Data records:
+ + +

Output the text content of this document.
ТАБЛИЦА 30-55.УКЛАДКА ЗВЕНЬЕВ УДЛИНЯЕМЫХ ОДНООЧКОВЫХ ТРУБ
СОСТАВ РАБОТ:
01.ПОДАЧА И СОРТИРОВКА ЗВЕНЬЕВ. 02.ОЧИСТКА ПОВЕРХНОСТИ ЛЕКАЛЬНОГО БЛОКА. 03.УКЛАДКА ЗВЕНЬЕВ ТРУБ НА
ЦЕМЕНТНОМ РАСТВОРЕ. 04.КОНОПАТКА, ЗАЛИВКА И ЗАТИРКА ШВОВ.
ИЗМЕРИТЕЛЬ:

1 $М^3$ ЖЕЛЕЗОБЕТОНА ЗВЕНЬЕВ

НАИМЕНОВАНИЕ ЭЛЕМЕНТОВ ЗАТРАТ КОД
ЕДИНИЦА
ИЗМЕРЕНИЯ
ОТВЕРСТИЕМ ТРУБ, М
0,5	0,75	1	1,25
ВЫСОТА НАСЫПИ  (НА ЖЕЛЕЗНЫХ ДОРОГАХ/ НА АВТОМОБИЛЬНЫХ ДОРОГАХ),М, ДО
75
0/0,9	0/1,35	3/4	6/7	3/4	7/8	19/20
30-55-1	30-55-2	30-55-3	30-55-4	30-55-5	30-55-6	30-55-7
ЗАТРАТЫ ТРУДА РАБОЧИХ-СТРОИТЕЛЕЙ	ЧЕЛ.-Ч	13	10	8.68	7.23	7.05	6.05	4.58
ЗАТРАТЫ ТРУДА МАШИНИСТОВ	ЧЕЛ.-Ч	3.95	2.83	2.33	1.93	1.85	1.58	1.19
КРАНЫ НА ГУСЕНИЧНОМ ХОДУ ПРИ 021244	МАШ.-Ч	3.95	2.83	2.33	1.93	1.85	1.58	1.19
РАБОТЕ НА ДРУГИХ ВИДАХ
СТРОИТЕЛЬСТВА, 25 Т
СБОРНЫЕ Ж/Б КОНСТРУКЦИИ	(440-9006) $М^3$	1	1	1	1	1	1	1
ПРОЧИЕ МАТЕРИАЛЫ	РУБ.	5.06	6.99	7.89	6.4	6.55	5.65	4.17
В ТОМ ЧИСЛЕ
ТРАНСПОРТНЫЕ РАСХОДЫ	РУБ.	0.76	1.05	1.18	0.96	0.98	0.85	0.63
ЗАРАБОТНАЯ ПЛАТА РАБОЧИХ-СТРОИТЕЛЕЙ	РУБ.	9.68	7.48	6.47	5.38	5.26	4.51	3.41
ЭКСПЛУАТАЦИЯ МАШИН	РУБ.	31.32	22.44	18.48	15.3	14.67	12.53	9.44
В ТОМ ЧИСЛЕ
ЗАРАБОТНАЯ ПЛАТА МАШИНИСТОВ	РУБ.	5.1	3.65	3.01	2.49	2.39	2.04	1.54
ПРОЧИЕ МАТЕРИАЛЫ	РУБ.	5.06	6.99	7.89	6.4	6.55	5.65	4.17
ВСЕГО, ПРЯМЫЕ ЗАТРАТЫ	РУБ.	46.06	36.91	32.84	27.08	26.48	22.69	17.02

+ + +

#### TASK TO CARRY OUT:
Reproduce each entry above exactly, keeping every word.

#### REPLY TO THE EXERCISE:
Output the text content of this document.
ТАБЛИЦА 30-55.УКЛАДКА ЗВЕНЬЕВ УДЛИНЯЕМЫХ ОДНООЧКОВЫХ ТРУБ
СОСТАВ РАБОТ:
01.ПОДАЧА И СОРТИРОВКА ЗВЕНЬЕВ. 02.ОЧИСТКА ПОВЕРХНОСТИ ЛЕКАЛЬНОГО БЛОКА. 03.УКЛАДКА ЗВЕНЬЕВ ТРУБ НА
ЦЕМЕНТНОМ РАСТВОРЕ. 04.КОНОПАТКА, ЗАЛИВКА И ЗАТИРКА ШВОВ.
ИЗМЕРИТЕЛЬ:

1 $М^3$ ЖЕЛЕЗОБЕТОНА ЗВЕНЬЕВ

НАИМЕНОВАНИЕ ЭЛЕМЕНТОВ ЗАТРАТ КОД
ЕДИНИЦА
ИЗМЕРЕНИЯ
ОТВЕРСТИЕМ ТРУБ, М
0,5	0,75	1	1,25
ВЫСОТА НАСЫПИ  (НА ЖЕЛЕЗНЫХ ДОРОГАХ/ НА АВТОМОБИЛЬНЫХ ДОРОГАХ),М, ДО
75
0/0,9	0/1,35	3/4	6/7	3/4	7/8	19/20
30-55-1	30-55-2	30-55-3	30-55-4	30-55-5	30-55-6	30-55-7
ЗАТРАТЫ ТРУДА РАБОЧИХ-СТРОИТЕЛЕЙ	ЧЕЛ.-Ч	13	10	8.68	7.23	7.05	6.05	4.58
ЗАТРАТЫ ТРУДА МАШИНИСТОВ	ЧЕЛ.-Ч	3.95	2.83	2.33	1.93	1.85	1.58	1.19
КРАНЫ НА ГУСЕНИЧНОМ ХОДУ ПРИ 021244	МАШ.-Ч	3.95	2.83	2.33	1.93	1.85	1.58	1.19
РАБОТЕ НА ДРУГИХ ВИДАХ
СТРОИТЕЛЬСТВА, 25 Т
СБОРНЫЕ Ж/Б КОНСТРУКЦИИ	(440-9006) $М^3$	1	1	1	1	1	1	1
ПРОЧИЕ МАТЕРИАЛЫ	РУБ.	5.06	6.99	7.89	6.4	6.55	5.65	4.17
В ТОМ ЧИСЛЕ
ТРАНСПОРТНЫЕ РАСХОДЫ	РУБ.	0.76	1.05	1.18	0.96	0.98	0.85	0.63
ЗАРАБОТНАЯ ПЛАТА РАБОЧИХ-СТРОИТЕЛЕЙ	РУБ.	9.68	7.48	6.47	5.38	5.26	4.51	3.41
ЭКСПЛУАТАЦИЯ МАШИН	РУБ.	31.32	22.44	18.48	15.3	14.67	12.53	9.44
В ТОМ ЧИСЛЕ
ЗАРАБОТНАЯ ПЛАТА МАШИНИСТОВ	РУБ.	5.1	3.65	3.01	2.49	2.39	2.04	1.54
ПРОЧИЕ МАТЕРИАЛЫ	РУБ.	5.06	6.99	7.89	6.4	6.55	5.65	4.17
ВСЕГО, ПРЯМЫЕ ЗАТРАТЫ	РУБ.	46.06	36.91	32.84	27.08	26.48	22.69	17.02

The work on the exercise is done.